Below are some records. Pull every line that contains the word "Camera".

----

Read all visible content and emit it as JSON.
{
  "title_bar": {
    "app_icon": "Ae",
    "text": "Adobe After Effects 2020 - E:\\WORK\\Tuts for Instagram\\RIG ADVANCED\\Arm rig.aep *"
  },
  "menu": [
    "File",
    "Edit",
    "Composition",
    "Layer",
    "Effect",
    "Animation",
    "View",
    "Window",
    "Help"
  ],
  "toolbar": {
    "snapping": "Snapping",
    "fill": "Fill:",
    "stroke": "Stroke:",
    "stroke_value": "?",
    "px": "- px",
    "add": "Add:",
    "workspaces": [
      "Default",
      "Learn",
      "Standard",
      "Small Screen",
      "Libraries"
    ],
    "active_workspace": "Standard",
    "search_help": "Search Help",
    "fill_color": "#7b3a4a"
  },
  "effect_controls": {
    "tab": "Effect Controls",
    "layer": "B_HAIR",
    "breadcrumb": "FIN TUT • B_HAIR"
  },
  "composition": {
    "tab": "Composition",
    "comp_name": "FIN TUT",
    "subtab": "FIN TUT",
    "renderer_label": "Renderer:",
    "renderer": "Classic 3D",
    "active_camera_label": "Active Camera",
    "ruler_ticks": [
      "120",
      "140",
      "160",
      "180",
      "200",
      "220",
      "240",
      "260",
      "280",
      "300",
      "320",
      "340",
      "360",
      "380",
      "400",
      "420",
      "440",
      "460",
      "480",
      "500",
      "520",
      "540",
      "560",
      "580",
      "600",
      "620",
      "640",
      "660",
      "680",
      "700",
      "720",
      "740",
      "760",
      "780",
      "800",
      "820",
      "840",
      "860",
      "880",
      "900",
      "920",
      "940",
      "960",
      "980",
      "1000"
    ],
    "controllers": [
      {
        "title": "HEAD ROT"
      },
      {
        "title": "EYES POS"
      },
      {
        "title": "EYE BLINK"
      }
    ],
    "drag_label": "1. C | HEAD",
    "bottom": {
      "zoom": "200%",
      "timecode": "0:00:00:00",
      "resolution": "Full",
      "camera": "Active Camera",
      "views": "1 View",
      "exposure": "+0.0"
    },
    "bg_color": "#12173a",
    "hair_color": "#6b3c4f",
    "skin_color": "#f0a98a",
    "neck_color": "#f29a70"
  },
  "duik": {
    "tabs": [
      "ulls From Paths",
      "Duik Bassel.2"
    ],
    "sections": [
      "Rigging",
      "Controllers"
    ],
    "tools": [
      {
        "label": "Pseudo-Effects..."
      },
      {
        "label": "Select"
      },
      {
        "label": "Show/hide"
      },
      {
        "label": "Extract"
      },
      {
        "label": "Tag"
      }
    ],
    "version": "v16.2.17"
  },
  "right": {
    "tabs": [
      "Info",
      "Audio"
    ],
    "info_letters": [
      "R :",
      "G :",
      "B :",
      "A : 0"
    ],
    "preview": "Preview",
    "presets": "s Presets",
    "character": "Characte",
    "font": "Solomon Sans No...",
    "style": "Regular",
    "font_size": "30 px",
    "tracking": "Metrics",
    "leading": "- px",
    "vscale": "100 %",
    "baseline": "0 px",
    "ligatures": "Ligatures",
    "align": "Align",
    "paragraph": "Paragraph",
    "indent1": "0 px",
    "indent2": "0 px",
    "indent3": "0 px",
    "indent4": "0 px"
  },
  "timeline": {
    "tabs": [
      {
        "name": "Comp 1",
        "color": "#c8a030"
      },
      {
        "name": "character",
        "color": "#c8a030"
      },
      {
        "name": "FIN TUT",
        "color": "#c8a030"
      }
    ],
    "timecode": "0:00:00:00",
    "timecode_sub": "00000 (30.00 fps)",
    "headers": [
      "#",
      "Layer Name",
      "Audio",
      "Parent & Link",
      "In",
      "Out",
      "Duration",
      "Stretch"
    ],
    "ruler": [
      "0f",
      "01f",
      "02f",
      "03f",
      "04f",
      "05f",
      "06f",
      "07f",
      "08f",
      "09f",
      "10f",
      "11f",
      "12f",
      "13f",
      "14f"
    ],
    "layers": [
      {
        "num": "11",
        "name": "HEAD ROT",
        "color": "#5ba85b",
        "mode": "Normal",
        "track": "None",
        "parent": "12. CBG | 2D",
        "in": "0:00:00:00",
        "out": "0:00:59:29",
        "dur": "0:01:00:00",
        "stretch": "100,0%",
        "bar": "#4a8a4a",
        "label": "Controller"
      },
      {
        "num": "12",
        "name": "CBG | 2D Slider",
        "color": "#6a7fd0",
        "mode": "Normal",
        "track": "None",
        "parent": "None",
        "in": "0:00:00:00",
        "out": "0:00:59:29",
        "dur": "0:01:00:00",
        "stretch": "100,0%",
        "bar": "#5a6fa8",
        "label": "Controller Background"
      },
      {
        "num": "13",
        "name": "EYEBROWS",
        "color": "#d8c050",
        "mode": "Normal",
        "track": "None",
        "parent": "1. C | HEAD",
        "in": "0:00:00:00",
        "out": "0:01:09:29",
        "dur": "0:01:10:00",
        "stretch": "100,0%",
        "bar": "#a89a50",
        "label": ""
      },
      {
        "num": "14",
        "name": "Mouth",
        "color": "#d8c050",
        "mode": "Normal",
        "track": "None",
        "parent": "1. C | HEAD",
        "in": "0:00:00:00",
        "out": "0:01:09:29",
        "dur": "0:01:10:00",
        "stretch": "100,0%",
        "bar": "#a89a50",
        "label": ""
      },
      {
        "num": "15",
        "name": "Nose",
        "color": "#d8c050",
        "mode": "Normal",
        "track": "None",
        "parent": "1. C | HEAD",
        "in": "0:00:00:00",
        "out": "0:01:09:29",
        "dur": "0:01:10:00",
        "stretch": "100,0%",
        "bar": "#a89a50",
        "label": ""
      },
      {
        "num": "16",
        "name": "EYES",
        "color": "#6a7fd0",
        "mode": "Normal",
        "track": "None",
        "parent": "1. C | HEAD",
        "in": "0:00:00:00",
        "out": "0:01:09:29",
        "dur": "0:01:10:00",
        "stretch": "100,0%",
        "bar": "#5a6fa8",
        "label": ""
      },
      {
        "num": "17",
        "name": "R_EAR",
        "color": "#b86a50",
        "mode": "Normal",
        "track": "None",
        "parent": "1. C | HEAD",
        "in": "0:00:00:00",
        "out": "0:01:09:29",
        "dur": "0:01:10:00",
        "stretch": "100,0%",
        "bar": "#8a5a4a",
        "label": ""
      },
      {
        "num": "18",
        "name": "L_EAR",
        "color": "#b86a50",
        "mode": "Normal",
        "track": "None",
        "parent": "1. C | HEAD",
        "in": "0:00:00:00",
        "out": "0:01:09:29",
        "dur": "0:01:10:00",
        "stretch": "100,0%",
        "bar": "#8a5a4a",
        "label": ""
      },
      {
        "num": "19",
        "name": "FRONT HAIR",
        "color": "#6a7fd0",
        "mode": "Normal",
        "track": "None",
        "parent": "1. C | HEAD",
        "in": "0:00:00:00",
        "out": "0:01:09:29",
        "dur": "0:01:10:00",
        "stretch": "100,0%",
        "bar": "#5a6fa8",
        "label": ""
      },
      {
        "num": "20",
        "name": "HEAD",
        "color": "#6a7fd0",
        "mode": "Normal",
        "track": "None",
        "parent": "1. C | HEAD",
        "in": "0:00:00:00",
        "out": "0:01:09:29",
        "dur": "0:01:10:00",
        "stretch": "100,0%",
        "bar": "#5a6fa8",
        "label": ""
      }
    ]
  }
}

----

§ ANSWER TO THIS TASK:
    "active_camera_label": "Active Camera",
      "camera": "Active Camera",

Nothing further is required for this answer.